>> begin TASK INPUT

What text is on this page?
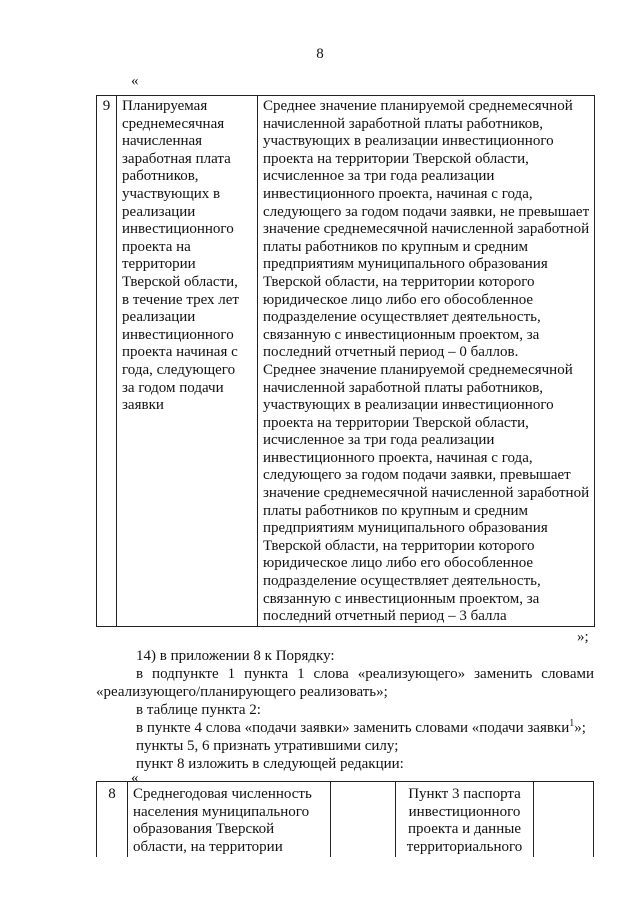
8
«
9	Планируемая
среднемесячная
начисленная
заработная плата
работников,
участвующих в
реализации
инвестиционного
проекта на
территории
Тверской области,
в течение трех лет
реализации
инвестиционного
проекта начиная с
года, следующего
за годом подачи
заявки	Среднее значение планируемой среднемесячной
начисленной заработной платы работников,
участвующих в реализации инвестиционного
проекта на территории Тверской области,
исчисленное за три года реализации
инвестиционного проекта, начиная с года,
следующего за годом подачи заявки, не превышает
значение среднемесячной начисленной заработной
платы работников по крупным и средним
предприятиям муниципального образования
Тверской области, на территории которого
юридическое лицо либо его обособленное
подразделение осуществляет деятельность,
связанную с инвестиционным проектом, за
последний отчетный период – 0 баллов.
Среднее значение планируемой среднемесячной
начисленной заработной платы работников,
участвующих в реализации инвестиционного
проекта на территории Тверской области,
исчисленное за три года реализации
инвестиционного проекта, начиная с года,
следующего за годом подачи заявки, превышает
значение среднемесячной начисленной заработной
платы работников по крупным и средним
предприятиям муниципального образования
Тверской области, на территории которого
юридическое лицо либо его обособленное
подразделение осуществляет деятельность,
связанную с инвестиционным проектом, за
последний отчетный период – 3 балла
»;
14) в приложении 8 к Порядку:
в подпункте 1 пункта 1 слова «реализующего» заменить словами
«реализующего/планирующего реализовать»;
в таблице пункта 2:
в пункте 4 слова «подачи заявки» заменить словами «подачи заявки$^1$»;
пункты 5, 6 признать утратившими силу;
пункт 8 изложить в следующей редакции:
«
8	Среднегодовая численность
населения муниципального
образования Тверской
области, на территории		Пункт 3 паспорта
инвестиционного
проекта и данные
территориального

>> end TASK INPUT

- SHORT PROBLEM:
Pictures stay out of the copy; please restate every record above exactly.

- OUTPUT FOR THIS TASK:
What text is on this page?
8
«
9	Планируемая
среднемесячная
начисленная
заработная плата
работников,
участвующих в
реализации
инвестиционного
проекта на
территории
Тверской области,
в течение трех лет
реализации
инвестиционного
проекта начиная с
года, следующего
за годом подачи
заявки	Среднее значение планируемой среднемесячной
начисленной заработной платы работников,
участвующих в реализации инвестиционного
проекта на территории Тверской области,
исчисленное за три года реализации
инвестиционного проекта, начиная с года,
следующего за годом подачи заявки, не превышает
значение среднемесячной начисленной заработной
платы работников по крупным и средним
предприятиям муниципального образования
Тверской области, на территории которого
юридическое лицо либо его обособленное
подразделение осуществляет деятельность,
связанную с инвестиционным проектом, за
последний отчетный период – 0 баллов.
Среднее значение планируемой среднемесячной
начисленной заработной платы работников,
участвующих в реализации инвестиционного
проекта на территории Тверской области,
исчисленное за три года реализации
инвестиционного проекта, начиная с года,
следующего за годом подачи заявки, превышает
значение среднемесячной начисленной заработной
платы работников по крупным и средним
предприятиям муниципального образования
Тверской области, на территории которого
юридическое лицо либо его обособленное
подразделение осуществляет деятельность,
связанную с инвестиционным проектом, за
последний отчетный период – 3 балла
»;
14) в приложении 8 к Порядку:
в подпункте 1 пункта 1 слова «реализующего» заменить словами
«реализующего/планирующего реализовать»;
в таблице пункта 2:
в пункте 4 слова «подачи заявки» заменить словами «подачи заявки$^1$»;
пункты 5, 6 признать утратившими силу;
пункт 8 изложить в следующей редакции:
«
8	Среднегодовая численность
населения муниципального
образования Тверской
области, на территории		Пункт 3 паспорта
инвестиционного
проекта и данные
территориального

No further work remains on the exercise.